=== Section Start ===
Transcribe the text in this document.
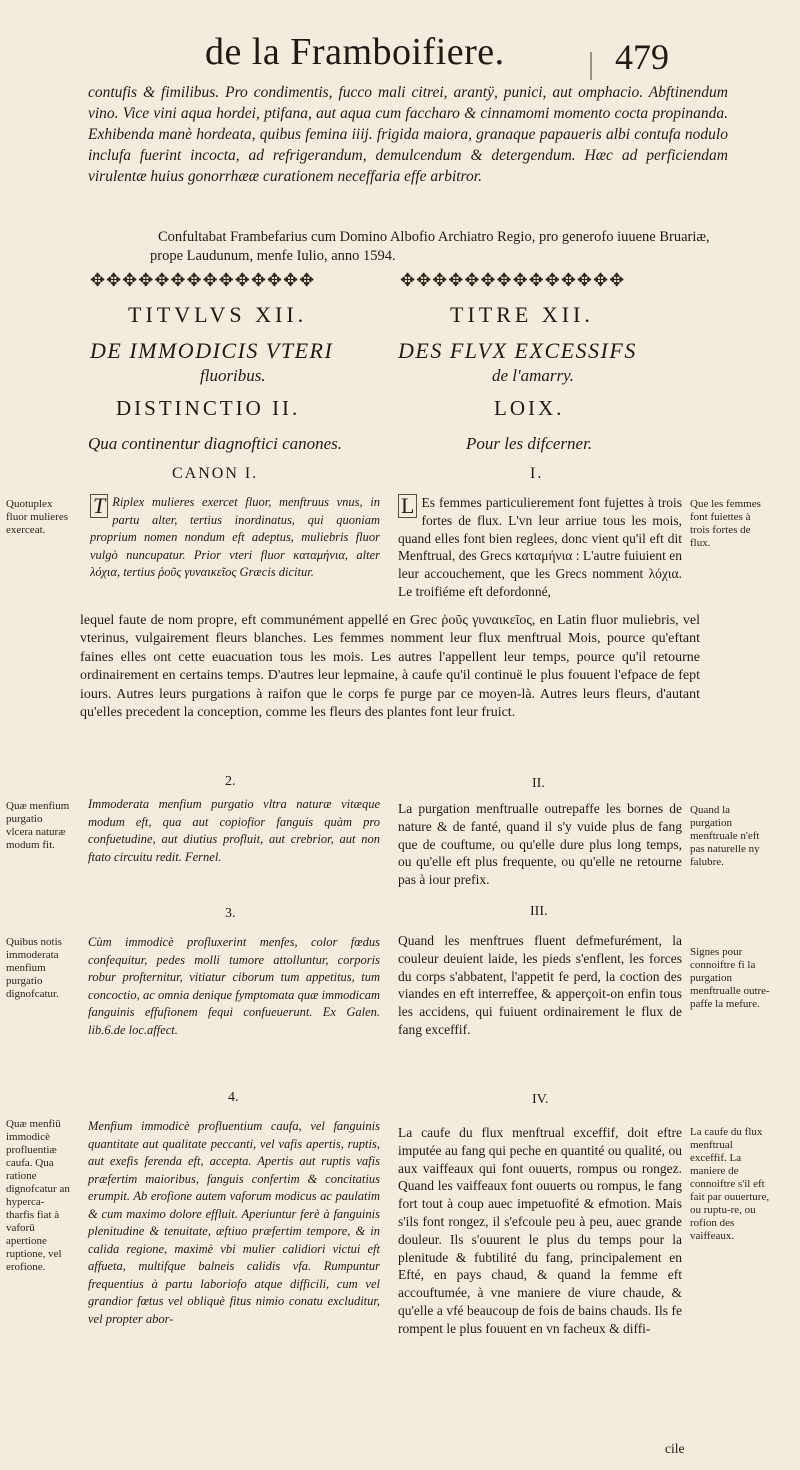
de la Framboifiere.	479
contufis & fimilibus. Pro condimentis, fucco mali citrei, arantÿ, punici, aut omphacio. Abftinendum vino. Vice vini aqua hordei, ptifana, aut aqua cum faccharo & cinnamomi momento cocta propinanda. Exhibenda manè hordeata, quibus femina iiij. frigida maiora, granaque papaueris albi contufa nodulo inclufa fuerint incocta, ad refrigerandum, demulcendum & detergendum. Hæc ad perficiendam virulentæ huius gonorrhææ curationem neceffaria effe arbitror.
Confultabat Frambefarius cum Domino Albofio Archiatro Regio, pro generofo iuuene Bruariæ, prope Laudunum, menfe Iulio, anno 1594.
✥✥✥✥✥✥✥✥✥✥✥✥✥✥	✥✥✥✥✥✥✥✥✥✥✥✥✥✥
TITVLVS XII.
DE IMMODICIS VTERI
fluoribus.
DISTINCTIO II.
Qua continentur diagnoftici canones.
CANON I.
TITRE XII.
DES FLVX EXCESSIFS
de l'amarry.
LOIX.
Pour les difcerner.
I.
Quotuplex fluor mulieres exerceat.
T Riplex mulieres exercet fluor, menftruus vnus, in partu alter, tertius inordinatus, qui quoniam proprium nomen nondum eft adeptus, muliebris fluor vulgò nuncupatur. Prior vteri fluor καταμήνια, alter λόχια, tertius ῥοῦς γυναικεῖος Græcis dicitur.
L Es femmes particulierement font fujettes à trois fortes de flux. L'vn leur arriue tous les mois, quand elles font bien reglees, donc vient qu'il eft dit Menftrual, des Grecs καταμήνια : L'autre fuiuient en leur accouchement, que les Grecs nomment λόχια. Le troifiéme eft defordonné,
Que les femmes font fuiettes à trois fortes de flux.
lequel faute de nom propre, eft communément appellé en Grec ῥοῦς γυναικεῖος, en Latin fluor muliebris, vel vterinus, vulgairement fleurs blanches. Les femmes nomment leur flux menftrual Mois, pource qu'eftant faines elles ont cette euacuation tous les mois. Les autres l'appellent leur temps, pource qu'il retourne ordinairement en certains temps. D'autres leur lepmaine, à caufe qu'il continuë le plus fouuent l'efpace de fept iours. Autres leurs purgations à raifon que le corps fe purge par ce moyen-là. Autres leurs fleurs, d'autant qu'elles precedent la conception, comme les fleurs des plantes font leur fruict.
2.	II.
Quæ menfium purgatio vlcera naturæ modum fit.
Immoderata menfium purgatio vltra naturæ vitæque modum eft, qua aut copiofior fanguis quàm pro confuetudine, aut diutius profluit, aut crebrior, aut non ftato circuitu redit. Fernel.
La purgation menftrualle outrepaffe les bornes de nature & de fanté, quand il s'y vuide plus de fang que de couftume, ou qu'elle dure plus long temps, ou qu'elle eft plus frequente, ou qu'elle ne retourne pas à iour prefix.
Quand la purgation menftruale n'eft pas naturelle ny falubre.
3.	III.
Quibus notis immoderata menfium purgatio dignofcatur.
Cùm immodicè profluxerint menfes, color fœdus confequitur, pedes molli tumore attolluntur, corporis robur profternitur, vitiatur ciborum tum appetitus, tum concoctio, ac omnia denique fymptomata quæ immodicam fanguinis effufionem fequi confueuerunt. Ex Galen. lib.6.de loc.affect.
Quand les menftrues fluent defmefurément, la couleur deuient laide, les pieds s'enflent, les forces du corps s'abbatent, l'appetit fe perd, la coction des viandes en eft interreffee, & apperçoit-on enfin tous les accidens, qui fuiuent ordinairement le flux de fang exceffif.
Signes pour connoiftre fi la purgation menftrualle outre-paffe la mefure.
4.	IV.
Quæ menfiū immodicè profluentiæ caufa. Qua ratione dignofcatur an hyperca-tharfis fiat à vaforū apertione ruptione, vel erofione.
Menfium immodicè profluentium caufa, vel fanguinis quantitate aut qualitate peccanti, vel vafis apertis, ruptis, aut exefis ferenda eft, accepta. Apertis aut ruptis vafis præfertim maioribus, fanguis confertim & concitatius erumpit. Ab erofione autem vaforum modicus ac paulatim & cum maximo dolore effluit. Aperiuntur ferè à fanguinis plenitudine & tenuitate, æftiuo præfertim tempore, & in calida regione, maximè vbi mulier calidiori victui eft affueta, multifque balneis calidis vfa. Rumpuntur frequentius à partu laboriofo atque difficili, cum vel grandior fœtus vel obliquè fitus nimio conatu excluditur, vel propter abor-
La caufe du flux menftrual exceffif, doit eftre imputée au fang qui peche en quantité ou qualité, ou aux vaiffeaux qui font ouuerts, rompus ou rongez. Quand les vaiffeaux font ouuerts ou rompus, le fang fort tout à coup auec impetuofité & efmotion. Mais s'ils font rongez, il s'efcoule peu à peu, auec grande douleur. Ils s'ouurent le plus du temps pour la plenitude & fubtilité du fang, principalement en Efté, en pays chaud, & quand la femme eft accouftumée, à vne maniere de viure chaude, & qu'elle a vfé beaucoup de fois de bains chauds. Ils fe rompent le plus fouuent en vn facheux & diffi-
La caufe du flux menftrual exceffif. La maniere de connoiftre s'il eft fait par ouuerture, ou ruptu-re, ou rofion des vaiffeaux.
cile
=== Section End ===
Images stay out, but the rest of the data above must be repeated exactly.

Transcribe the text in this document.
de la Framboifiere.	479
contufis & fimilibus. Pro condimentis, fucco mali citrei, arantÿ, punici, aut omphacio. Abftinendum vino. Vice vini aqua hordei, ptifana, aut aqua cum faccharo & cinnamomi momento cocta propinanda. Exhibenda manè hordeata, quibus femina iiij. frigida maiora, granaque papaueris albi contufa nodulo inclufa fuerint incocta, ad refrigerandum, demulcendum & detergendum. Hæc ad perficiendam virulentæ huius gonorrhææ curationem neceffaria effe arbitror.
Confultabat Frambefarius cum Domino Albofio Archiatro Regio, pro generofo iuuene Bruariæ, prope Laudunum, menfe Iulio, anno 1594.
✥✥✥✥✥✥✥✥✥✥✥✥✥✥	✥✥✥✥✥✥✥✥✥✥✥✥✥✥
TITVLVS XII.
DE IMMODICIS VTERI
fluoribus.
DISTINCTIO II.
Qua continentur diagnoftici canones.
CANON I.
TITRE XII.
DES FLVX EXCESSIFS
de l'amarry.
LOIX.
Pour les difcerner.
I.
Quotuplex fluor mulieres exerceat.
T Riplex mulieres exercet fluor, menftruus vnus, in partu alter, tertius inordinatus, qui quoniam proprium nomen nondum eft adeptus, muliebris fluor vulgò nuncupatur. Prior vteri fluor καταμήνια, alter λόχια, tertius ῥοῦς γυναικεῖος Græcis dicitur.
L Es femmes particulierement font fujettes à trois fortes de flux. L'vn leur arriue tous les mois, quand elles font bien reglees, donc vient qu'il eft dit Menftrual, des Grecs καταμήνια : L'autre fuiuient en leur accouchement, que les Grecs nomment λόχια. Le troifiéme eft defordonné,
Que les femmes font fuiettes à trois fortes de flux.
lequel faute de nom propre, eft communément appellé en Grec ῥοῦς γυναικεῖος, en Latin fluor muliebris, vel vterinus, vulgairement fleurs blanches. Les femmes nomment leur flux menftrual Mois, pource qu'eftant faines elles ont cette euacuation tous les mois. Les autres l'appellent leur temps, pource qu'il retourne ordinairement en certains temps. D'autres leur lepmaine, à caufe qu'il continuë le plus fouuent l'efpace de fept iours. Autres leurs purgations à raifon que le corps fe purge par ce moyen-là. Autres leurs fleurs, d'autant qu'elles precedent la conception, comme les fleurs des plantes font leur fruict.
2.	II.
Quæ menfium purgatio vlcera naturæ modum fit.
Immoderata menfium purgatio vltra naturæ vitæque modum eft, qua aut copiofior fanguis quàm pro confuetudine, aut diutius profluit, aut crebrior, aut non ftato circuitu redit. Fernel.
La purgation menftrualle outrepaffe les bornes de nature & de fanté, quand il s'y vuide plus de fang que de couftume, ou qu'elle dure plus long temps, ou qu'elle eft plus frequente, ou qu'elle ne retourne pas à iour prefix.
Quand la purgation menftruale n'eft pas naturelle ny falubre.
3.	III.
Quibus notis immoderata menfium purgatio dignofcatur.
Cùm immodicè profluxerint menfes, color fœdus confequitur, pedes molli tumore attolluntur, corporis robur profternitur, vitiatur ciborum tum appetitus, tum concoctio, ac omnia denique fymptomata quæ immodicam fanguinis effufionem fequi confueuerunt. Ex Galen. lib.6.de loc.affect.
Quand les menftrues fluent defmefurément, la couleur deuient laide, les pieds s'enflent, les forces du corps s'abbatent, l'appetit fe perd, la coction des viandes en eft interreffee, & apperçoit-on enfin tous les accidens, qui fuiuent ordinairement le flux de fang exceffif.
Signes pour connoiftre fi la purgation menftrualle outre-paffe la mefure.
4.	IV.
Quæ menfiū immodicè profluentiæ caufa. Qua ratione dignofcatur an hyperca-tharfis fiat à vaforū apertione ruptione, vel erofione.
Menfium immodicè profluentium caufa, vel fanguinis quantitate aut qualitate peccanti, vel vafis apertis, ruptis, aut exefis ferenda eft, accepta. Apertis aut ruptis vafis præfertim maioribus, fanguis confertim & concitatius erumpit. Ab erofione autem vaforum modicus ac paulatim & cum maximo dolore effluit. Aperiuntur ferè à fanguinis plenitudine & tenuitate, æftiuo præfertim tempore, & in calida regione, maximè vbi mulier calidiori victui eft affueta, multifque balneis calidis vfa. Rumpuntur frequentius à partu laboriofo atque difficili, cum vel grandior fœtus vel obliquè fitus nimio conatu excluditur, vel propter abor-
La caufe du flux menftrual exceffif, doit eftre imputée au fang qui peche en quantité ou qualité, ou aux vaiffeaux qui font ouuerts, rompus ou rongez. Quand les vaiffeaux font ouuerts ou rompus, le fang fort tout à coup auec impetuofité & efmotion. Mais s'ils font rongez, il s'efcoule peu à peu, auec grande douleur. Ils s'ouurent le plus du temps pour la plenitude & fubtilité du fang, principalement en Efté, en pays chaud, & quand la femme eft accouftumée, à vne maniere de viure chaude, & qu'elle a vfé beaucoup de fois de bains chauds. Ils fe rompent le plus fouuent en vn facheux & diffi-
La caufe du flux menftrual exceffif. La maniere de connoiftre s'il eft fait par ouuerture, ou ruptu-re, ou rofion des vaiffeaux.
cile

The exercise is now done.